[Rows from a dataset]
+-------+

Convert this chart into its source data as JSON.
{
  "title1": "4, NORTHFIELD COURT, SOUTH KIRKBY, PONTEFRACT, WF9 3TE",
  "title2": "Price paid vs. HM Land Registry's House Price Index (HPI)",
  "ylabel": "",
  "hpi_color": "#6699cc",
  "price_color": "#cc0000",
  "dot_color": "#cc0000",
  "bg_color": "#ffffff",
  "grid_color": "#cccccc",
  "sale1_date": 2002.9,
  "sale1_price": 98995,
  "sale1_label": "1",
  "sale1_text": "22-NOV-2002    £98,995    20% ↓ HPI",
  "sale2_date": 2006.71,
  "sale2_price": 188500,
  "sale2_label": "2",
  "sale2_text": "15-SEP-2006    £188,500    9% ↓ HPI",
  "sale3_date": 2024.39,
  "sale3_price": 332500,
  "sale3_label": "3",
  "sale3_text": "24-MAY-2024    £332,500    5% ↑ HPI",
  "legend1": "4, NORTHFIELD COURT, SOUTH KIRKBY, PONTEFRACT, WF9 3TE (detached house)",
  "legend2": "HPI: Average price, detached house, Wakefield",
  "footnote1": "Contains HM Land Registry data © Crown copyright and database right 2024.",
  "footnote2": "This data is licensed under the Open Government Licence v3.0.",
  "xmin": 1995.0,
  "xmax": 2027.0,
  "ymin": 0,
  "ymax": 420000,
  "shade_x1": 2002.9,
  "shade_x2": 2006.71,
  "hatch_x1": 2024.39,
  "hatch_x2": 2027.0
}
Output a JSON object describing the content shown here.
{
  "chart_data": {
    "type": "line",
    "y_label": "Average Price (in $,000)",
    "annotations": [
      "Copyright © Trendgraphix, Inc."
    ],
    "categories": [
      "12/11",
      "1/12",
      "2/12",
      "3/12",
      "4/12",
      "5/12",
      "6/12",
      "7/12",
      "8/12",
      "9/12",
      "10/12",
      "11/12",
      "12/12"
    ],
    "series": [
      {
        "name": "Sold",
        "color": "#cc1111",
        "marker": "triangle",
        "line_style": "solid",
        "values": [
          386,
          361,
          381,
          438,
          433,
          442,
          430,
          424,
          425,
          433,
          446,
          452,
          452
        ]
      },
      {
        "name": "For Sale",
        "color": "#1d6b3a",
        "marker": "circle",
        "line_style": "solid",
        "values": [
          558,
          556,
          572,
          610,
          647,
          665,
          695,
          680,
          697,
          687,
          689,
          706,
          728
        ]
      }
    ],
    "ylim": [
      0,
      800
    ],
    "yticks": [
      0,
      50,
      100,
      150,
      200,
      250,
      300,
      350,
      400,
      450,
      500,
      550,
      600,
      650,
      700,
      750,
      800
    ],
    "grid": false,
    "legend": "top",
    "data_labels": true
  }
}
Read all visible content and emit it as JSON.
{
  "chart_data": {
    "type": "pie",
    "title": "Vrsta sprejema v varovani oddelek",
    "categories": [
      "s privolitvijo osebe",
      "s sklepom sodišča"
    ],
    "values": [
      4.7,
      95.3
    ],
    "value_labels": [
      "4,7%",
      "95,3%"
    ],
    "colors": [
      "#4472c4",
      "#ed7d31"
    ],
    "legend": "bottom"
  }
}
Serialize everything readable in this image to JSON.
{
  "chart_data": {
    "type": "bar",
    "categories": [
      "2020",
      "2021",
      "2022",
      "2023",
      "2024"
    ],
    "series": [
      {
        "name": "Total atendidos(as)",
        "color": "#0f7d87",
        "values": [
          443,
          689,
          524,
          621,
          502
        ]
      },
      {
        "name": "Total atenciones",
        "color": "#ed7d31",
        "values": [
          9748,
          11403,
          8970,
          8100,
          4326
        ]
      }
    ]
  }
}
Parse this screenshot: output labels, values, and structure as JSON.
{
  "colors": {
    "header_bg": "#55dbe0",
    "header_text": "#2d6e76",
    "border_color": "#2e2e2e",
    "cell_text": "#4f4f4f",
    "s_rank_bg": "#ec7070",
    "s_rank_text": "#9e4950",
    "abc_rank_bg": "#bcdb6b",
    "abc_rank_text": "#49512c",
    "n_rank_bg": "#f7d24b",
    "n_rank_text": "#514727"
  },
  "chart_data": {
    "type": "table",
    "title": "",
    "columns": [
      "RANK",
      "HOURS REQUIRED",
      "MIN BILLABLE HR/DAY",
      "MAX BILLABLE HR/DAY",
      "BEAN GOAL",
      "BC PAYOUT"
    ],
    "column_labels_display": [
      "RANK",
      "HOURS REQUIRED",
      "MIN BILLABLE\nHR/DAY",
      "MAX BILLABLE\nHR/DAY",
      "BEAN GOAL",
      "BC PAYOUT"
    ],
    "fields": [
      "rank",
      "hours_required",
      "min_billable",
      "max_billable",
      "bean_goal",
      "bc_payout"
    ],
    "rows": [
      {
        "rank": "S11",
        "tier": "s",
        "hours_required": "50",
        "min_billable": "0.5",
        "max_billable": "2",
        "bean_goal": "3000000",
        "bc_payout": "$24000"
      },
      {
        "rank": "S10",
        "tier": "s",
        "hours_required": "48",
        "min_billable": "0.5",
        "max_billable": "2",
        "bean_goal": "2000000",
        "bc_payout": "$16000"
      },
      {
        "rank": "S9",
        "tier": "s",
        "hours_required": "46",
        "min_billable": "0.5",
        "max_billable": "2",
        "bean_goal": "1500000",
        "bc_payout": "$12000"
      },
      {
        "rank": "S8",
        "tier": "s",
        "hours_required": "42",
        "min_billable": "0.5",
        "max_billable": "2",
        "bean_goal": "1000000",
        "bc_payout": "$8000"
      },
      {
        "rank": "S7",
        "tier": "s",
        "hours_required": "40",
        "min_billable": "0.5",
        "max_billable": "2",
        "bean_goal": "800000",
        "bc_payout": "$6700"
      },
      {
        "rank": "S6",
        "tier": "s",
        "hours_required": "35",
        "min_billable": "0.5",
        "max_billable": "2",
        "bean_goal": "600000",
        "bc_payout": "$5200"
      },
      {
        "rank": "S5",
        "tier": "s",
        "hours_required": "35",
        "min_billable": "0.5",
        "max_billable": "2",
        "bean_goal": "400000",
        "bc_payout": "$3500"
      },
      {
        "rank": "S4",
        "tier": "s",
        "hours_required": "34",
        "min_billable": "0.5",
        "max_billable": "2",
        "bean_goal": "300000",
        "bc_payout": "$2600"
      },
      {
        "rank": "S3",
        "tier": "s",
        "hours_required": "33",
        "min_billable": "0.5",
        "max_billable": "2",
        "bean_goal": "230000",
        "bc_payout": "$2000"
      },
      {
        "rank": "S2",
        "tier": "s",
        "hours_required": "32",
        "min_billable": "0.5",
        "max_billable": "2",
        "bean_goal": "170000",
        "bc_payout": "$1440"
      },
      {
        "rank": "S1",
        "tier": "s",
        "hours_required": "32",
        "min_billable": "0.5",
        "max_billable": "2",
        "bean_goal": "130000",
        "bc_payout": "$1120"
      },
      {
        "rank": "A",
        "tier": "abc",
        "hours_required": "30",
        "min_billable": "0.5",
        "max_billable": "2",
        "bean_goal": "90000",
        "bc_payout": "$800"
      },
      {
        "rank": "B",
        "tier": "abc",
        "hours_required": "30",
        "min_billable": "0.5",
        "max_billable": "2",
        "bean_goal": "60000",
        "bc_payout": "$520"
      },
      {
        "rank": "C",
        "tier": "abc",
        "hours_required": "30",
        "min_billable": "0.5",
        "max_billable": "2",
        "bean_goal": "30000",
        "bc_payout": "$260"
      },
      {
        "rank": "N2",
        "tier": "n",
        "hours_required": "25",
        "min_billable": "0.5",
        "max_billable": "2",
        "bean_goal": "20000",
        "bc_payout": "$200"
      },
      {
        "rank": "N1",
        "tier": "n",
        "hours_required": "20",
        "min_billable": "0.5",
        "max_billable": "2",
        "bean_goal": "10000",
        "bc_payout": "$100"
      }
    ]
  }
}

+-------+

_WHAT THE EXERCISE ASKS_. Copy each line that holds the word "COURT".

_THE REPLY_.
  "title1": "4, NORTHFIELD COURT, SOUTH KIRKBY, PONTEFRACT, WF9 3TE",
  "legend1": "4, NORTHFIELD COURT, SOUTH KIRKBY, PONTEFRACT, WF9 3TE (detached house)",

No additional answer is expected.